GIVEN EXERCISE >>
Would you return the complete listing below word for word?

================================

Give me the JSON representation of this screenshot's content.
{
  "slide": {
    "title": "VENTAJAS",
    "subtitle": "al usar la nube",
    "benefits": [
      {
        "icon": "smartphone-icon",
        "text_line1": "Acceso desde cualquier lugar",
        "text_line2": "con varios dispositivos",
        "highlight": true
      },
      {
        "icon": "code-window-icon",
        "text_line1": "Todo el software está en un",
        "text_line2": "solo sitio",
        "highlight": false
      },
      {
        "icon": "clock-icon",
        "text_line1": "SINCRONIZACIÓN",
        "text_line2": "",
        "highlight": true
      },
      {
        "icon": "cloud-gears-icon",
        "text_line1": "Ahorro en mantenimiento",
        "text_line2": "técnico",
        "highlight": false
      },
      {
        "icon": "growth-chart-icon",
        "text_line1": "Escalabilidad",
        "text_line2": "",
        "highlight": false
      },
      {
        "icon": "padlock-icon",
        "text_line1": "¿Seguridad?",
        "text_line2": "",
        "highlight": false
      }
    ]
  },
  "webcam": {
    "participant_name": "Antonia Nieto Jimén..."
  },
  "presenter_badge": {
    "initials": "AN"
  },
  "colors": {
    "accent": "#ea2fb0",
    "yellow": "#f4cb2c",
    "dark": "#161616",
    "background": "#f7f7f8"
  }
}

================================

RESULT >>
Give me the JSON representation of this screenshot's content.
{
  "slide": {
    "title": "VENTAJAS",
    "subtitle": "al usar la nube",
    "benefits": [
      {
        "icon": "smartphone-icon",
        "text_line1": "Acceso desde cualquier lugar",
        "text_line2": "con varios dispositivos",
        "highlight": true
      },
      {
        "icon": "code-window-icon",
        "text_line1": "Todo el software está en un",
        "text_line2": "solo sitio",
        "highlight": false
      },
      {
        "icon": "clock-icon",
        "text_line1": "SINCRONIZACIÓN",
        "text_line2": "",
        "highlight": true
      },
      {
        "icon": "cloud-gears-icon",
        "text_line1": "Ahorro en mantenimiento",
        "text_line2": "técnico",
        "highlight": false
      },
      {
        "icon": "growth-chart-icon",
        "text_line1": "Escalabilidad",
        "text_line2": "",
        "highlight": false
      },
      {
        "icon": "padlock-icon",
        "text_line1": "¿Seguridad?",
        "text_line2": "",
        "highlight": false
      }
    ]
  },
  "webcam": {
    "participant_name": "Antonia Nieto Jimén..."
  },
  "presenter_badge": {
    "initials": "AN"
  },
  "colors": {
    "accent": "#ea2fb0",
    "yellow": "#f4cb2c",
    "dark": "#161616",
    "background": "#f7f7f8"
  }
}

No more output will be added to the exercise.